### To be done
Using the lawn fungicide thread, decide whether each statement below agrees with it. For each, answer yes or no and quote the words of the thread that decide it. (a) Ryan1+2 bought granular bags at a local hardware store for $17 each. (b) Ryan1+2 owns a 4-gallon sprayer. (c) In mowww's chart, 1 stands for excellent efficacy.

### Selected excerpt

start

Check out the fungicide guide linked in my signature. I would recommend a 3rd MOA instead of buying the same groups in different brands.


----------



## uts (Jul 8, 2019)

Any reason to not go sprayable? Seems you have a decent size lawn would def be cheaper!


----------



## mowww (Jan 16, 2018)

I made this chart by combining NCSU and Kentucky data on various compounds with 1 being low efficacy and 4 being excellent efficacy:


----------



## Ryan1+2 (Oct 16, 2018)

uts said:


> Any reason to not go sprayable? Seems you have a decent size lawn would def be cheaper!


Mainly because granular is easier to apply. I only have a 2 gallon sprayer. It's doable but it was a process that took me 3 nights to complete.


----------



## uts (Jul 8, 2019)

^^ I realize the pain but did you do a cost analysis of granular vs liquid and if you could invest in a backpack sprayer- 4 gallons on a quality battery backpack will reduce your time significantly.

I was looking at the same option and the application rate for headway G/heritahd is at least 2lbs/1ksq ft that lead to 40lbs. So one 30lb bag at least skipping places and 83 bucks .. I would start crying.


----------



## uts (Jul 8, 2019)

Azoxy wdg was 0.2oz/1ksqft so 20k would be 4oz which should be about 40 bucks.. that's just rough calculations.

These obviously are calculations for blanket applications but you get the idea.


----------



## Ryan1+2 (Oct 16, 2018)

So it looks like my next best option for a third MOA would be Thiophanate-methyl.
That will give me groups 1, 3 and 11. Looks like that will help with brown patch and dollar spot but not GLS Or leaf spot.


----------



## mowww (Jan 16, 2018)

Ryan1+2 said:


> So it looks like my next best option for a third MOA would be Thiophanate-methyl.
> That will give me groups 1, 3 and 11. Looks like that will help with brown patch and dollar spot but not GLS Or leaf spot.


T-methyl is one of the best performers on the market for GLS


----------



## Ryan1+2 (Oct 16, 2018)

mowww said:


> Ryan1+2 said:
> 
> 
> > So it looks like my next best option for a third MOA would be Thiophanate-methyl.
> ...


I see that now. I must have been looking at the wrong column on the chat posted above. Thanks for the correction.


----------



## Ryan1+2 (Oct 16, 2018)

Picked up 2 7.5lb. bags of bonide infuse granular at local hardware store for $17 each. It is T-Methyl so I got my 3rd MOA. I applied at a preventative rate which covered 10,000M. I can see this is going to be pricey to be continuously using fungicide. I may have to ease up on it.


----------



## Babameca (Jul 29, 2019)

Ryan1+2 said:


> I have been battling GLS, leaf spot, dollar spot and maybe even some brown patch since my Reno last fall.
> 
> https://thelawnforum.com/viewtopic.php?t=6675
> 
> ...


Did you try to get to the root cause to your problem. Most fungus goes away when the cause os removed (of course by following a specific regiment for some time).
M


----------



## tgreen (Oct 20, 2018)

gergelybg said:


> Ryan1+2 said:
> 
> 
> > I have been battling GLS, leaf spot, dollar spot and maybe even some brown patch since my Reno last fall.
> ...


The root cause for a lot of us is low temps that don't get below 70F for 3 months straight or so. Leaf wetness for 12+ hours from high humidity is common. Do you get these conditions in Montreal?


----------



## 440mag (Jan 29, 2018)

end

### Data section
start

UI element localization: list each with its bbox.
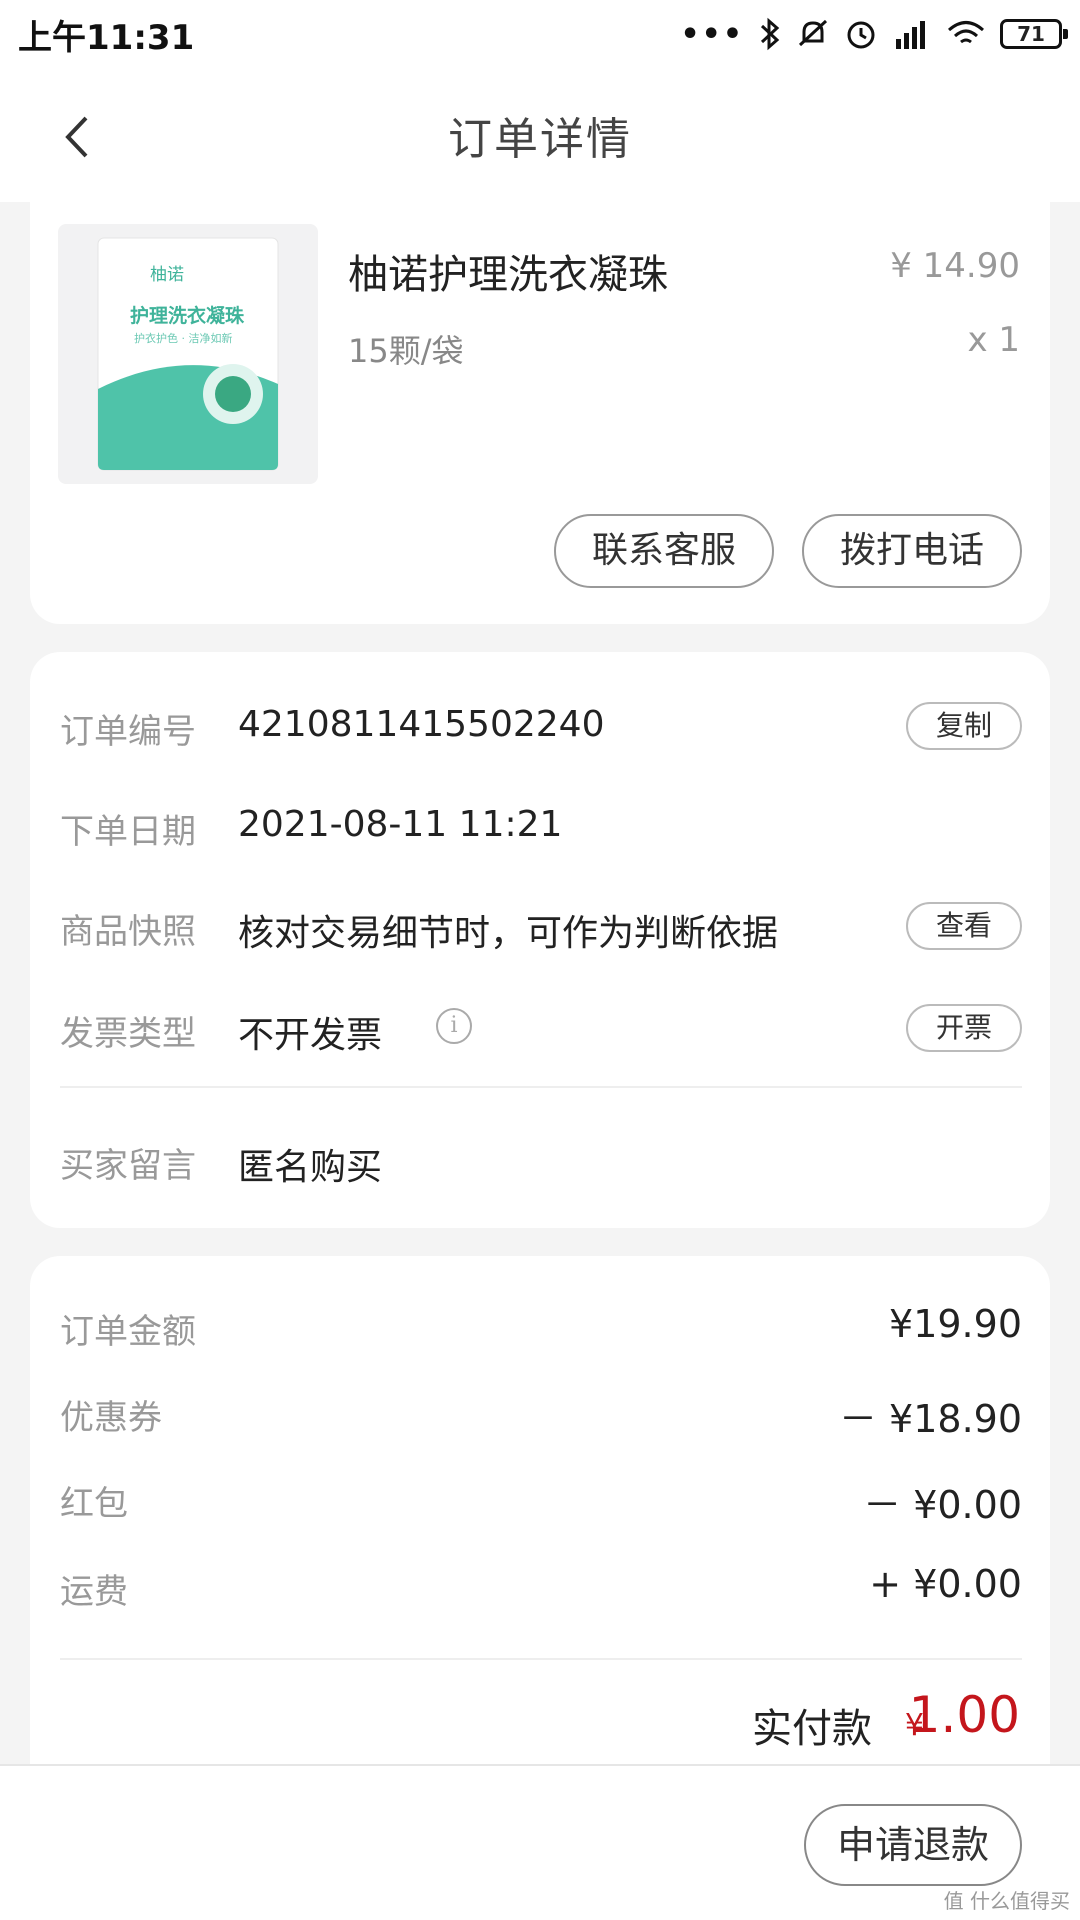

end

### Solution to the exercise
(a) Yes: "Picked up 2 7.5lb. bags of bonide infuse granular at local hardware store for $17 each."
(b) No: "I only have a 2 gallon sprayer."
(c) No: "with 1 being low efficacy and 4 being excellent efficacy"